TASK BRIEF: Make a verbatim copy of the entries below; pictures stay out.

[Dataset records]
════════════════════

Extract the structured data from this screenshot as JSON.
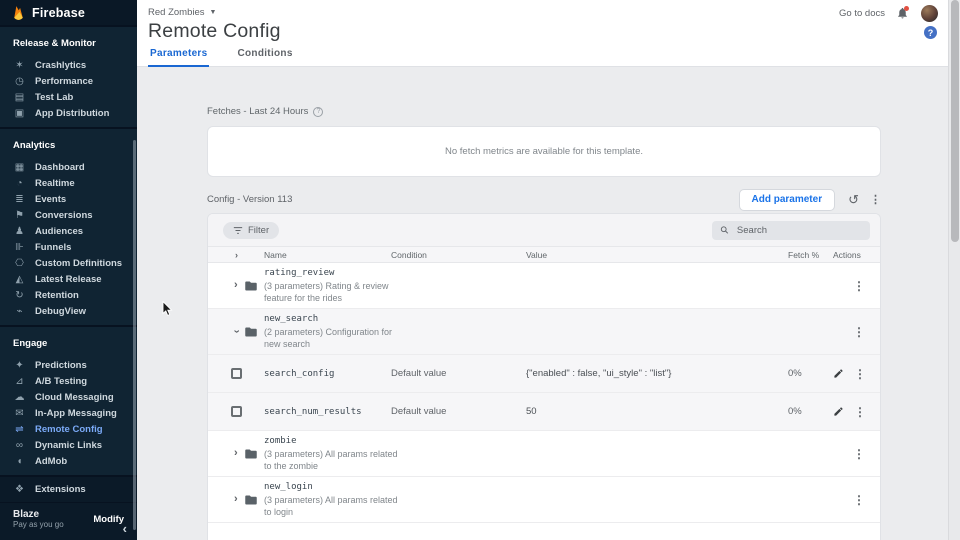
{
  "sidebar": {
    "brand": "Firebase",
    "sections": [
      {
        "title": "Release & Monitor",
        "items": [
          {
            "label": "Crashlytics",
            "icon": "crashlytics-icon"
          },
          {
            "label": "Performance",
            "icon": "performance-icon"
          },
          {
            "label": "Test Lab",
            "icon": "test-lab-icon"
          },
          {
            "label": "App Distribution",
            "icon": "app-distribution-icon"
          }
        ]
      },
      {
        "title": "Analytics",
        "items": [
          {
            "label": "Dashboard",
            "icon": "dashboard-icon"
          },
          {
            "label": "Realtime",
            "icon": "realtime-icon"
          },
          {
            "label": "Events",
            "icon": "events-icon"
          },
          {
            "label": "Conversions",
            "icon": "conversions-icon"
          },
          {
            "label": "Audiences",
            "icon": "audiences-icon"
          },
          {
            "label": "Funnels",
            "icon": "funnels-icon"
          },
          {
            "label": "Custom Definitions",
            "icon": "custom-definitions-icon"
          },
          {
            "label": "Latest Release",
            "icon": "latest-release-icon"
          },
          {
            "label": "Retention",
            "icon": "retention-icon"
          },
          {
            "label": "DebugView",
            "icon": "debugview-icon"
          }
        ]
      },
      {
        "title": "Engage",
        "items": [
          {
            "label": "Predictions",
            "icon": "predictions-icon"
          },
          {
            "label": "A/B Testing",
            "icon": "ab-testing-icon"
          },
          {
            "label": "Cloud Messaging",
            "icon": "cloud-messaging-icon"
          },
          {
            "label": "In-App Messaging",
            "icon": "in-app-messaging-icon"
          },
          {
            "label": "Remote Config",
            "icon": "remote-config-icon",
            "active": true
          },
          {
            "label": "Dynamic Links",
            "icon": "dynamic-links-icon"
          },
          {
            "label": "AdMob",
            "icon": "admob-icon"
          }
        ]
      }
    ],
    "icon_glyphs": {
      "crashlytics-icon": "✶",
      "performance-icon": "◷",
      "test-lab-icon": "▤",
      "app-distribution-icon": "▣",
      "dashboard-icon": "▦",
      "realtime-icon": "◔",
      "events-icon": "≣",
      "conversions-icon": "⚑",
      "audiences-icon": "♟",
      "funnels-icon": "⊪",
      "custom-definitions-icon": "⎔",
      "latest-release-icon": "◭",
      "retention-icon": "↻",
      "debugview-icon": "⌁",
      "predictions-icon": "✦",
      "ab-testing-icon": "⊿",
      "cloud-messaging-icon": "☁",
      "in-app-messaging-icon": "✉",
      "remote-config-icon": "⇌",
      "dynamic-links-icon": "∞",
      "admob-icon": "◖",
      "extensions-icon": "❖"
    },
    "extensions_label": "Extensions",
    "plan": {
      "name": "Blaze",
      "desc": "Pay as you go",
      "action": "Modify"
    }
  },
  "topbar": {
    "project": "Red Zombies",
    "go_to_docs": "Go to docs"
  },
  "page": {
    "title": "Remote Config",
    "tabs": [
      {
        "label": "Parameters",
        "active": true
      },
      {
        "label": "Conditions",
        "active": false
      }
    ]
  },
  "fetches": {
    "label": "Fetches - Last 24 Hours",
    "empty_message": "No fetch metrics are available for this template."
  },
  "config_bar": {
    "label": "Config - Version 113",
    "add_button": "Add parameter"
  },
  "toolbar": {
    "filter_label": "Filter",
    "search_placeholder": "Search"
  },
  "table": {
    "headers": {
      "name": "Name",
      "condition": "Condition",
      "value": "Value",
      "fetch": "Fetch %",
      "actions": "Actions"
    },
    "rows": [
      {
        "type": "group",
        "name": "rating_review",
        "description": "(3 parameters) Rating & review feature for the rides",
        "expanded": false,
        "shaded": false
      },
      {
        "type": "group",
        "name": "new_search",
        "description": "(2 parameters) Configuration for new search",
        "expanded": true,
        "shaded": true
      },
      {
        "type": "param",
        "name": "search_config",
        "condition": "Default value",
        "value": "{\"enabled\" : false, \"ui_style\" : \"list\"}",
        "fetch": "0%",
        "shaded": true
      },
      {
        "type": "param",
        "name": "search_num_results",
        "condition": "Default value",
        "value": "50",
        "fetch": "0%",
        "shaded": true
      },
      {
        "type": "group",
        "name": "zombie",
        "description": "(3 parameters) All params related to the zombie",
        "expanded": false,
        "shaded": false
      },
      {
        "type": "group",
        "name": "new_login",
        "description": "(3 parameters) All params related to login",
        "expanded": false,
        "shaded": false
      }
    ]
  },
  "colors": {
    "accent": "#1a73e8",
    "sidebar_active": "#7baaf7",
    "tab_active": "#1967d2"
  }
}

════════════════════

OUTPUT BELOW:
Extract the structured data from this screenshot as JSON.
{
  "sidebar": {
    "brand": "Firebase",
    "sections": [
      {
        "title": "Release & Monitor",
        "items": [
          {
            "label": "Crashlytics",
            "icon": "crashlytics-icon"
          },
          {
            "label": "Performance",
            "icon": "performance-icon"
          },
          {
            "label": "Test Lab",
            "icon": "test-lab-icon"
          },
          {
            "label": "App Distribution",
            "icon": "app-distribution-icon"
          }
        ]
      },
      {
        "title": "Analytics",
        "items": [
          {
            "label": "Dashboard",
            "icon": "dashboard-icon"
          },
          {
            "label": "Realtime",
            "icon": "realtime-icon"
          },
          {
            "label": "Events",
            "icon": "events-icon"
          },
          {
            "label": "Conversions",
            "icon": "conversions-icon"
          },
          {
            "label": "Audiences",
            "icon": "audiences-icon"
          },
          {
            "label": "Funnels",
            "icon": "funnels-icon"
          },
          {
            "label": "Custom Definitions",
            "icon": "custom-definitions-icon"
          },
          {
            "label": "Latest Release",
            "icon": "latest-release-icon"
          },
          {
            "label": "Retention",
            "icon": "retention-icon"
          },
          {
            "label": "DebugView",
            "icon": "debugview-icon"
          }
        ]
      },
      {
        "title": "Engage",
        "items": [
          {
            "label": "Predictions",
            "icon": "predictions-icon"
          },
          {
            "label": "A/B Testing",
            "icon": "ab-testing-icon"
          },
          {
            "label": "Cloud Messaging",
            "icon": "cloud-messaging-icon"
          },
          {
            "label": "In-App Messaging",
            "icon": "in-app-messaging-icon"
          },
          {
            "label": "Remote Config",
            "icon": "remote-config-icon",
            "active": true
          },
          {
            "label": "Dynamic Links",
            "icon": "dynamic-links-icon"
          },
          {
            "label": "AdMob",
            "icon": "admob-icon"
          }
        ]
      }
    ],
    "icon_glyphs": {
      "crashlytics-icon": "✶",
      "performance-icon": "◷",
      "test-lab-icon": "▤",
      "app-distribution-icon": "▣",
      "dashboard-icon": "▦",
      "realtime-icon": "◔",
      "events-icon": "≣",
      "conversions-icon": "⚑",
      "audiences-icon": "♟",
      "funnels-icon": "⊪",
      "custom-definitions-icon": "⎔",
      "latest-release-icon": "◭",
      "retention-icon": "↻",
      "debugview-icon": "⌁",
      "predictions-icon": "✦",
      "ab-testing-icon": "⊿",
      "cloud-messaging-icon": "☁",
      "in-app-messaging-icon": "✉",
      "remote-config-icon": "⇌",
      "dynamic-links-icon": "∞",
      "admob-icon": "◖",
      "extensions-icon": "❖"
    },
    "extensions_label": "Extensions",
    "plan": {
      "name": "Blaze",
      "desc": "Pay as you go",
      "action": "Modify"
    }
  },
  "topbar": {
    "project": "Red Zombies",
    "go_to_docs": "Go to docs"
  },
  "page": {
    "title": "Remote Config",
    "tabs": [
      {
        "label": "Parameters",
        "active": true
      },
      {
        "label": "Conditions",
        "active": false
      }
    ]
  },
  "fetches": {
    "label": "Fetches - Last 24 Hours",
    "empty_message": "No fetch metrics are available for this template."
  },
  "config_bar": {
    "label": "Config - Version 113",
    "add_button": "Add parameter"
  },
  "toolbar": {
    "filter_label": "Filter",
    "search_placeholder": "Search"
  },
  "table": {
    "headers": {
      "name": "Name",
      "condition": "Condition",
      "value": "Value",
      "fetch": "Fetch %",
      "actions": "Actions"
    },
    "rows": [
      {
        "type": "group",
        "name": "rating_review",
        "description": "(3 parameters) Rating & review feature for the rides",
        "expanded": false,
        "shaded": false
      },
      {
        "type": "group",
        "name": "new_search",
        "description": "(2 parameters) Configuration for new search",
        "expanded": true,
        "shaded": true
      },
      {
        "type": "param",
        "name": "search_config",
        "condition": "Default value",
        "value": "{\"enabled\" : false, \"ui_style\" : \"list\"}",
        "fetch": "0%",
        "shaded": true
      },
      {
        "type": "param",
        "name": "search_num_results",
        "condition": "Default value",
        "value": "50",
        "fetch": "0%",
        "shaded": true
      },
      {
        "type": "group",
        "name": "zombie",
        "description": "(3 parameters) All params related to the zombie",
        "expanded": false,
        "shaded": false
      },
      {
        "type": "group",
        "name": "new_login",
        "description": "(3 parameters) All params related to login",
        "expanded": false,
        "shaded": false
      }
    ]
  },
  "colors": {
    "accent": "#1a73e8",
    "sidebar_active": "#7baaf7",
    "tab_active": "#1967d2"
  }
}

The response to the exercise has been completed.